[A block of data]

++++++++++

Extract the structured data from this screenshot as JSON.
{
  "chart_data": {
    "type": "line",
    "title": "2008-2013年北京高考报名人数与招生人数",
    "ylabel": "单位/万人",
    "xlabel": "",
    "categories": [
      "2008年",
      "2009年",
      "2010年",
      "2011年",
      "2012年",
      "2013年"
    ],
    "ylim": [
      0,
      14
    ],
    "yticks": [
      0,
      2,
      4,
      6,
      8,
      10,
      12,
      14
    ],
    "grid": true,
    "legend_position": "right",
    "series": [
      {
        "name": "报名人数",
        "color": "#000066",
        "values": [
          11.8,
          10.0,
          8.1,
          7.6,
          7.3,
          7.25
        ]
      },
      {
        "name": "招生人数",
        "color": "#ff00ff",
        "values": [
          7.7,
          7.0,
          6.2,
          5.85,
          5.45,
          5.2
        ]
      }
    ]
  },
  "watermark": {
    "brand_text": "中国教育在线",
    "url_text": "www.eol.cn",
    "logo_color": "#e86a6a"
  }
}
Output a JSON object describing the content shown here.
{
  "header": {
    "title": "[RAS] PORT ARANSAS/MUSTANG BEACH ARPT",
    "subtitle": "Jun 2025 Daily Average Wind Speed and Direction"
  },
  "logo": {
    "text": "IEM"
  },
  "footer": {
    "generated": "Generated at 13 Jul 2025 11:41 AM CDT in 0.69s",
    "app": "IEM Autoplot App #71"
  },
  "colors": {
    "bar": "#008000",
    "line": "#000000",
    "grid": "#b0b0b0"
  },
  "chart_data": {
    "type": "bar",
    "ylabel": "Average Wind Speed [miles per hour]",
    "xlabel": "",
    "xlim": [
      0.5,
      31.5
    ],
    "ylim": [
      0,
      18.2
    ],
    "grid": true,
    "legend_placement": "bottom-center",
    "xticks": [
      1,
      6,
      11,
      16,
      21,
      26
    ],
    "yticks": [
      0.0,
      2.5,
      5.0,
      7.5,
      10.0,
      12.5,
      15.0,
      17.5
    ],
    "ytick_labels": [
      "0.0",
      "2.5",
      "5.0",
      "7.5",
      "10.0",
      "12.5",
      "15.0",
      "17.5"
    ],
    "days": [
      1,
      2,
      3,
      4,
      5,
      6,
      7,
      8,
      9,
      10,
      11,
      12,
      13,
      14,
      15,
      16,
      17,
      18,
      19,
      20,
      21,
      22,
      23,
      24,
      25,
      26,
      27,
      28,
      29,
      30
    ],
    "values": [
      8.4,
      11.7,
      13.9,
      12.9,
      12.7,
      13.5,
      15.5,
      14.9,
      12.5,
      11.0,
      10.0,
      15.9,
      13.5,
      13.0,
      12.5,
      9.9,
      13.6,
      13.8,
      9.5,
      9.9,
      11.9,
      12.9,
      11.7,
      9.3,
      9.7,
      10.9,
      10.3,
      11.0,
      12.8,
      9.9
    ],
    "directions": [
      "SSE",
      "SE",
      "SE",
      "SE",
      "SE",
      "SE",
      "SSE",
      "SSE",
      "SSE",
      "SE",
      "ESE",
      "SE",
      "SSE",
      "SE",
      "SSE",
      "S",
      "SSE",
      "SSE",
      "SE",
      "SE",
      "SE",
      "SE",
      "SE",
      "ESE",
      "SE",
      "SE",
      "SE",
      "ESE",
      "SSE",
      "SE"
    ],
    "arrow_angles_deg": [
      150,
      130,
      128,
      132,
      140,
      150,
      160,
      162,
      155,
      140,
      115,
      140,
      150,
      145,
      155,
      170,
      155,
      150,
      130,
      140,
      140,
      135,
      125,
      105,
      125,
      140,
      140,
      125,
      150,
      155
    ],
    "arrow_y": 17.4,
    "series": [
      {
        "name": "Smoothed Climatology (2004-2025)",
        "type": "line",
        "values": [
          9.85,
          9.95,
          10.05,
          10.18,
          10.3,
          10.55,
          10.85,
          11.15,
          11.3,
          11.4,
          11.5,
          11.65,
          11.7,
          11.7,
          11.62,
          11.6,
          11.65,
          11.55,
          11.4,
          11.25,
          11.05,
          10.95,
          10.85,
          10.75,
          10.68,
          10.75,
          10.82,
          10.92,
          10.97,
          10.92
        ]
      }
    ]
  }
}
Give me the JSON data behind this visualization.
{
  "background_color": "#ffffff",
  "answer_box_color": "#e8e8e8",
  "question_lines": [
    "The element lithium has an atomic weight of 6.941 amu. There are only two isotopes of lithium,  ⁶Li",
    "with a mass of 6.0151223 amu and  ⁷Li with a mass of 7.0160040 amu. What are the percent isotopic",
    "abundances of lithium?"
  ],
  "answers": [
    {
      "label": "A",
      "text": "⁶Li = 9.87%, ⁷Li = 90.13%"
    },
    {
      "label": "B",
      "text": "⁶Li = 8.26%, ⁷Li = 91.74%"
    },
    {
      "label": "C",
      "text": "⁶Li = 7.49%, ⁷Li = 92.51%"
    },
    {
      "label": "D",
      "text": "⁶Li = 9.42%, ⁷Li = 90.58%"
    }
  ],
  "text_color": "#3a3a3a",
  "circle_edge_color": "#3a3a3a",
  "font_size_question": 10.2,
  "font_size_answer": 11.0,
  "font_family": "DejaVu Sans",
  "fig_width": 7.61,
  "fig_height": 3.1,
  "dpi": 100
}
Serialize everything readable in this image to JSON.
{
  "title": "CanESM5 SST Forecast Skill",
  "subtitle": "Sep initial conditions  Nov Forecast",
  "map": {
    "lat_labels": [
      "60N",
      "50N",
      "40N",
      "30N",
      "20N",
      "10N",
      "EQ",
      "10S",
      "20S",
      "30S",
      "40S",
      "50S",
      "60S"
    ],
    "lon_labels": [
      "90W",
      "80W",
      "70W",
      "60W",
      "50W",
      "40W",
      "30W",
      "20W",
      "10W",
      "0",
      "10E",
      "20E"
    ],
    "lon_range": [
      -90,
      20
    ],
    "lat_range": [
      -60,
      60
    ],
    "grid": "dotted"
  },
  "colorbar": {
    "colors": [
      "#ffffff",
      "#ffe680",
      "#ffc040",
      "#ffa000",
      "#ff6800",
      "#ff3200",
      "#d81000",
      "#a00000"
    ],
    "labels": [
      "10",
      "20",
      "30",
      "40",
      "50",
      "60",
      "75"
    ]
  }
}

++++++++++

PROBLEM REQUIREMENTS: Pull out every line of the records above that contains the word "Average".

FINAL ANSWER:
    "subtitle": "Jun 2025 Daily Average Wind Speed and Direction"
    "ylabel": "Average Wind Speed [miles per hour]",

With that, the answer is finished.